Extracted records
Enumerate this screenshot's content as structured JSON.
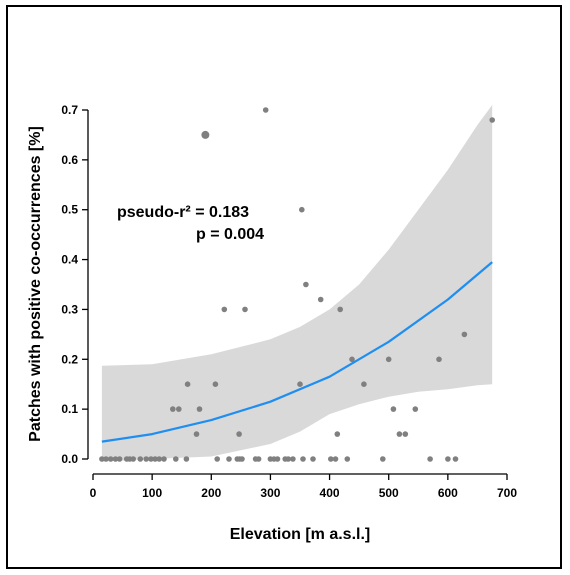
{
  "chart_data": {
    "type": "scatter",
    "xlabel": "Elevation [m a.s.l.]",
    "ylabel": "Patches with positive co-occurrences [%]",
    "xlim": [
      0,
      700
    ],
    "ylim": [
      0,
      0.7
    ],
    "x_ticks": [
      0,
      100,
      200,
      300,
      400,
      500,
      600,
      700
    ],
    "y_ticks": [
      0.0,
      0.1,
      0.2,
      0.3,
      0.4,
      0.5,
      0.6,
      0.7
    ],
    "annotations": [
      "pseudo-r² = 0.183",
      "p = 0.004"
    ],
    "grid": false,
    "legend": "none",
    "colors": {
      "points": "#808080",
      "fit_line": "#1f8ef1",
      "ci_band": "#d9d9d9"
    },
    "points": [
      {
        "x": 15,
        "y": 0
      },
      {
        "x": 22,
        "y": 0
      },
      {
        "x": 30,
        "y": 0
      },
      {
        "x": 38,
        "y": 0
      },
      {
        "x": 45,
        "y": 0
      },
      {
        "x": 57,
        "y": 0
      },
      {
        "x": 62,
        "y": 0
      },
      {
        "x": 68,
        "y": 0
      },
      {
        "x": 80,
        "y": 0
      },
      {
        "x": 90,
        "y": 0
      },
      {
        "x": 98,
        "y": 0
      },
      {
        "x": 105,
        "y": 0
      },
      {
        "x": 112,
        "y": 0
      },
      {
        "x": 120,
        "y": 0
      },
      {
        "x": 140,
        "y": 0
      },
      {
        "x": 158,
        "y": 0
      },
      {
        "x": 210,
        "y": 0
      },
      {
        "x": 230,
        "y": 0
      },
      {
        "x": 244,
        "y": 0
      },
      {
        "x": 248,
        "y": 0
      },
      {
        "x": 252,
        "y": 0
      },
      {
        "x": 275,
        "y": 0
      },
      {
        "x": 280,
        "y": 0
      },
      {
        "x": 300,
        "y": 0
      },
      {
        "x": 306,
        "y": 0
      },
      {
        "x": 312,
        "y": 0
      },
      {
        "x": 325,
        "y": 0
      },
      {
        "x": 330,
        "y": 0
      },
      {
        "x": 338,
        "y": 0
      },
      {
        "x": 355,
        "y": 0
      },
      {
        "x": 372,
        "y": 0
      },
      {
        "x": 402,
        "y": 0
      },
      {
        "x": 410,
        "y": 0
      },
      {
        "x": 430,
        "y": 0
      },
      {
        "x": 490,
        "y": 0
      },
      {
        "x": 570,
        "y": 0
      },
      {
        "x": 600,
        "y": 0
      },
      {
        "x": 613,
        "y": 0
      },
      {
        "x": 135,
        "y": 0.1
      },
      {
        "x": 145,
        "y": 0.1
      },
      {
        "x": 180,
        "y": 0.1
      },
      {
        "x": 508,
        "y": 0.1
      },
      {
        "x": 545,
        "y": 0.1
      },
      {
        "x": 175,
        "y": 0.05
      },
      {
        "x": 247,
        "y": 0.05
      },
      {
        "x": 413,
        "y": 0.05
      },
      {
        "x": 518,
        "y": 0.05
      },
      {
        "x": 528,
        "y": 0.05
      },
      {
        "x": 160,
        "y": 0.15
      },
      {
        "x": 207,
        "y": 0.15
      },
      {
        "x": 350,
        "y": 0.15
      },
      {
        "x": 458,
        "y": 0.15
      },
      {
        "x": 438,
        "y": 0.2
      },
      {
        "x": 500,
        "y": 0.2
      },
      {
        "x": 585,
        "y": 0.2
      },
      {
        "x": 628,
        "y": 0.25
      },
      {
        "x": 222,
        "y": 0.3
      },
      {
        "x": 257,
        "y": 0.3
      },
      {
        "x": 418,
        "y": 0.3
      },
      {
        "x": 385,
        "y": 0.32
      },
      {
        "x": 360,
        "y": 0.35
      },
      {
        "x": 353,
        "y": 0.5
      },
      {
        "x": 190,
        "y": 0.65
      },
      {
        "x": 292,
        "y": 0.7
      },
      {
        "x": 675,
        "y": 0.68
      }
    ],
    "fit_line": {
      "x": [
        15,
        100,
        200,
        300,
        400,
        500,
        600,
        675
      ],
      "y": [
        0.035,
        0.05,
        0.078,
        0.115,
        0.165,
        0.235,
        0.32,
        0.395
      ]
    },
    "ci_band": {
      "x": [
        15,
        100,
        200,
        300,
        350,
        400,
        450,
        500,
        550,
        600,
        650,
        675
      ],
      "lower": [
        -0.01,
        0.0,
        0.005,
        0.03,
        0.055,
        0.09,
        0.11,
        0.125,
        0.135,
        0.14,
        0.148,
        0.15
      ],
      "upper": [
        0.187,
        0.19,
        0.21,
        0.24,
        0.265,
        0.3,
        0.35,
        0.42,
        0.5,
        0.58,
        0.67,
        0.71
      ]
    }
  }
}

* _What the task requires_
Leave out the pictures and give the listing above again exactly.

* _Solved problem_
Enumerate this screenshot's content as structured JSON.
{
  "chart_data": {
    "type": "scatter",
    "xlabel": "Elevation [m a.s.l.]",
    "ylabel": "Patches with positive co-occurrences [%]",
    "xlim": [
      0,
      700
    ],
    "ylim": [
      0,
      0.7
    ],
    "x_ticks": [
      0,
      100,
      200,
      300,
      400,
      500,
      600,
      700
    ],
    "y_ticks": [
      0.0,
      0.1,
      0.2,
      0.3,
      0.4,
      0.5,
      0.6,
      0.7
    ],
    "annotations": [
      "pseudo-r² = 0.183",
      "p = 0.004"
    ],
    "grid": false,
    "legend": "none",
    "colors": {
      "points": "#808080",
      "fit_line": "#1f8ef1",
      "ci_band": "#d9d9d9"
    },
    "points": [
      {
        "x": 15,
        "y": 0
      },
      {
        "x": 22,
        "y": 0
      },
      {
        "x": 30,
        "y": 0
      },
      {
        "x": 38,
        "y": 0
      },
      {
        "x": 45,
        "y": 0
      },
      {
        "x": 57,
        "y": 0
      },
      {
        "x": 62,
        "y": 0
      },
      {
        "x": 68,
        "y": 0
      },
      {
        "x": 80,
        "y": 0
      },
      {
        "x": 90,
        "y": 0
      },
      {
        "x": 98,
        "y": 0
      },
      {
        "x": 105,
        "y": 0
      },
      {
        "x": 112,
        "y": 0
      },
      {
        "x": 120,
        "y": 0
      },
      {
        "x": 140,
        "y": 0
      },
      {
        "x": 158,
        "y": 0
      },
      {
        "x": 210,
        "y": 0
      },
      {
        "x": 230,
        "y": 0
      },
      {
        "x": 244,
        "y": 0
      },
      {
        "x": 248,
        "y": 0
      },
      {
        "x": 252,
        "y": 0
      },
      {
        "x": 275,
        "y": 0
      },
      {
        "x": 280,
        "y": 0
      },
      {
        "x": 300,
        "y": 0
      },
      {
        "x": 306,
        "y": 0
      },
      {
        "x": 312,
        "y": 0
      },
      {
        "x": 325,
        "y": 0
      },
      {
        "x": 330,
        "y": 0
      },
      {
        "x": 338,
        "y": 0
      },
      {
        "x": 355,
        "y": 0
      },
      {
        "x": 372,
        "y": 0
      },
      {
        "x": 402,
        "y": 0
      },
      {
        "x": 410,
        "y": 0
      },
      {
        "x": 430,
        "y": 0
      },
      {
        "x": 490,
        "y": 0
      },
      {
        "x": 570,
        "y": 0
      },
      {
        "x": 600,
        "y": 0
      },
      {
        "x": 613,
        "y": 0
      },
      {
        "x": 135,
        "y": 0.1
      },
      {
        "x": 145,
        "y": 0.1
      },
      {
        "x": 180,
        "y": 0.1
      },
      {
        "x": 508,
        "y": 0.1
      },
      {
        "x": 545,
        "y": 0.1
      },
      {
        "x": 175,
        "y": 0.05
      },
      {
        "x": 247,
        "y": 0.05
      },
      {
        "x": 413,
        "y": 0.05
      },
      {
        "x": 518,
        "y": 0.05
      },
      {
        "x": 528,
        "y": 0.05
      },
      {
        "x": 160,
        "y": 0.15
      },
      {
        "x": 207,
        "y": 0.15
      },
      {
        "x": 350,
        "y": 0.15
      },
      {
        "x": 458,
        "y": 0.15
      },
      {
        "x": 438,
        "y": 0.2
      },
      {
        "x": 500,
        "y": 0.2
      },
      {
        "x": 585,
        "y": 0.2
      },
      {
        "x": 628,
        "y": 0.25
      },
      {
        "x": 222,
        "y": 0.3
      },
      {
        "x": 257,
        "y": 0.3
      },
      {
        "x": 418,
        "y": 0.3
      },
      {
        "x": 385,
        "y": 0.32
      },
      {
        "x": 360,
        "y": 0.35
      },
      {
        "x": 353,
        "y": 0.5
      },
      {
        "x": 190,
        "y": 0.65
      },
      {
        "x": 292,
        "y": 0.7
      },
      {
        "x": 675,
        "y": 0.68
      }
    ],
    "fit_line": {
      "x": [
        15,
        100,
        200,
        300,
        400,
        500,
        600,
        675
      ],
      "y": [
        0.035,
        0.05,
        0.078,
        0.115,
        0.165,
        0.235,
        0.32,
        0.395
      ]
    },
    "ci_band": {
      "x": [
        15,
        100,
        200,
        300,
        350,
        400,
        450,
        500,
        550,
        600,
        650,
        675
      ],
      "lower": [
        -0.01,
        0.0,
        0.005,
        0.03,
        0.055,
        0.09,
        0.11,
        0.125,
        0.135,
        0.14,
        0.148,
        0.15
      ],
      "upper": [
        0.187,
        0.19,
        0.21,
        0.24,
        0.265,
        0.3,
        0.35,
        0.42,
        0.5,
        0.58,
        0.67,
        0.71
      ]
    }
  }
}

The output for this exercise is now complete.